**Stated task**
Count how many lines hold the string "diferentes", and give only that number.

[Stored records]
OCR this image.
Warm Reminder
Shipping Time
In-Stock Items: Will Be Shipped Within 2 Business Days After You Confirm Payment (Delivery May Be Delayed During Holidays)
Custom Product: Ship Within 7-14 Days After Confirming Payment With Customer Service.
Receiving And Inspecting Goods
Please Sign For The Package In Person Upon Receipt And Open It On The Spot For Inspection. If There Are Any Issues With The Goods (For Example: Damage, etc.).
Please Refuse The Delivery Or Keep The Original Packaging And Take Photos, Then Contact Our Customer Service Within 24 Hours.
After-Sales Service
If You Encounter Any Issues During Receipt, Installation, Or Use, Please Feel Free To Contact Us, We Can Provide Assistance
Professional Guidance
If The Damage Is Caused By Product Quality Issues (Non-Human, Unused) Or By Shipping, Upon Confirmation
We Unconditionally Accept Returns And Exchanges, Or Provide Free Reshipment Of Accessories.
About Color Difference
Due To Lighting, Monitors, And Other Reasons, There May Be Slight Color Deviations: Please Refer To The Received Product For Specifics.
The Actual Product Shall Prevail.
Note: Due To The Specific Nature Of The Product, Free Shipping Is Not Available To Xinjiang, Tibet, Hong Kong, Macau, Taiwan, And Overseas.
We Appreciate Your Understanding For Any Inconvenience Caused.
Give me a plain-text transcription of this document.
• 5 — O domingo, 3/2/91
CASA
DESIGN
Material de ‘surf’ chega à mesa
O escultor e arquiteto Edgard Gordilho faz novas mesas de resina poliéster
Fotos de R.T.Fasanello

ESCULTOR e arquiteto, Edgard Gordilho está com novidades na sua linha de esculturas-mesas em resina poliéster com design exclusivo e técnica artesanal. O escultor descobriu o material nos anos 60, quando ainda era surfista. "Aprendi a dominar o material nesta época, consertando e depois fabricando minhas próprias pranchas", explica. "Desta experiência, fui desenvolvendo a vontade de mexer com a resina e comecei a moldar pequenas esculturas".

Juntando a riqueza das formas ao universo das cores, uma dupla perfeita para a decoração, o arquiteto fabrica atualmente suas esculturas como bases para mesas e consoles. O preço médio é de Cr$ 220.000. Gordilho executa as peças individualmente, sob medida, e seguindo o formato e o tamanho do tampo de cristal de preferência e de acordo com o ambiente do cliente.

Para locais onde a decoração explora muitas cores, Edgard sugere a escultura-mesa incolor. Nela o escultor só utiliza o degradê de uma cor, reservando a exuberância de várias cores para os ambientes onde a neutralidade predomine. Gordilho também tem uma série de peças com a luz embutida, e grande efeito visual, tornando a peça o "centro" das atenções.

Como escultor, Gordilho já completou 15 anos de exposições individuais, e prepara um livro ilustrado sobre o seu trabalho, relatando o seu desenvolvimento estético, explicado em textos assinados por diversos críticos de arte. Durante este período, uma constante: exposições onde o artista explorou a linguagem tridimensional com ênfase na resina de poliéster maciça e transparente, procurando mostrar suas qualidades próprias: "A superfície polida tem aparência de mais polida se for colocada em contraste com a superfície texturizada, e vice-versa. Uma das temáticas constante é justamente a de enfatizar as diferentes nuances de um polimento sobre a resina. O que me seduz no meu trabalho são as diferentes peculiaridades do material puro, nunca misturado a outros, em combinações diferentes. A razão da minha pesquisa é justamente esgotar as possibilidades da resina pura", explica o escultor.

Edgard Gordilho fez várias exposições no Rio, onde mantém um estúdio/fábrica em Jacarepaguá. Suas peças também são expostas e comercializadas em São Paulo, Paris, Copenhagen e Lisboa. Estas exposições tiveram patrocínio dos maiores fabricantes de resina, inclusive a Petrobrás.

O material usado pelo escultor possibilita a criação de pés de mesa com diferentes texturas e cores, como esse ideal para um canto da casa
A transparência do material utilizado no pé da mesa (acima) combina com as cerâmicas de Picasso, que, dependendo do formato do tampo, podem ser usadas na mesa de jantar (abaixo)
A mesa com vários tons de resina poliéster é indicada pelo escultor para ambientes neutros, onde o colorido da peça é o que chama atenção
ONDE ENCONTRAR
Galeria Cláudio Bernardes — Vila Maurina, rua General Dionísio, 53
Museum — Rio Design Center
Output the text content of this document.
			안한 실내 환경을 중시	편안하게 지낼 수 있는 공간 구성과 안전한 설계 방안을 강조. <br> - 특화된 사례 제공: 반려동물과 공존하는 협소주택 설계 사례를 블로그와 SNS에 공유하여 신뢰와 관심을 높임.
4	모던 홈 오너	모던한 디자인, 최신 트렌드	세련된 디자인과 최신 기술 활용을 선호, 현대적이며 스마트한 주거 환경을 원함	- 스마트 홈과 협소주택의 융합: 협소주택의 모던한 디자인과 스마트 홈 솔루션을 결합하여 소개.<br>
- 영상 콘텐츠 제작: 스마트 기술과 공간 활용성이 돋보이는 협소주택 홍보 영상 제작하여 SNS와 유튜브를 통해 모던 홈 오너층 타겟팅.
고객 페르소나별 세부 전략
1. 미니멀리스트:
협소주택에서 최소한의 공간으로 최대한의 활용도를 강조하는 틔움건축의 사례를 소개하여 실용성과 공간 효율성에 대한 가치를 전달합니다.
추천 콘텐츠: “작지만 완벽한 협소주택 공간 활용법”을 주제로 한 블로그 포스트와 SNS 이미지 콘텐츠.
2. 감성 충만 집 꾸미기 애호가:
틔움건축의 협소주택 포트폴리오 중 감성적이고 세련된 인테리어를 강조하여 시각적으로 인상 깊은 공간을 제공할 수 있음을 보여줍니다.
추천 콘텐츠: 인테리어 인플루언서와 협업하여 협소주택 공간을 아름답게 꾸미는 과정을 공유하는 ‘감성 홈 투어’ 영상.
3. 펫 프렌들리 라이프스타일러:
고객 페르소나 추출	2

**Task answer**
2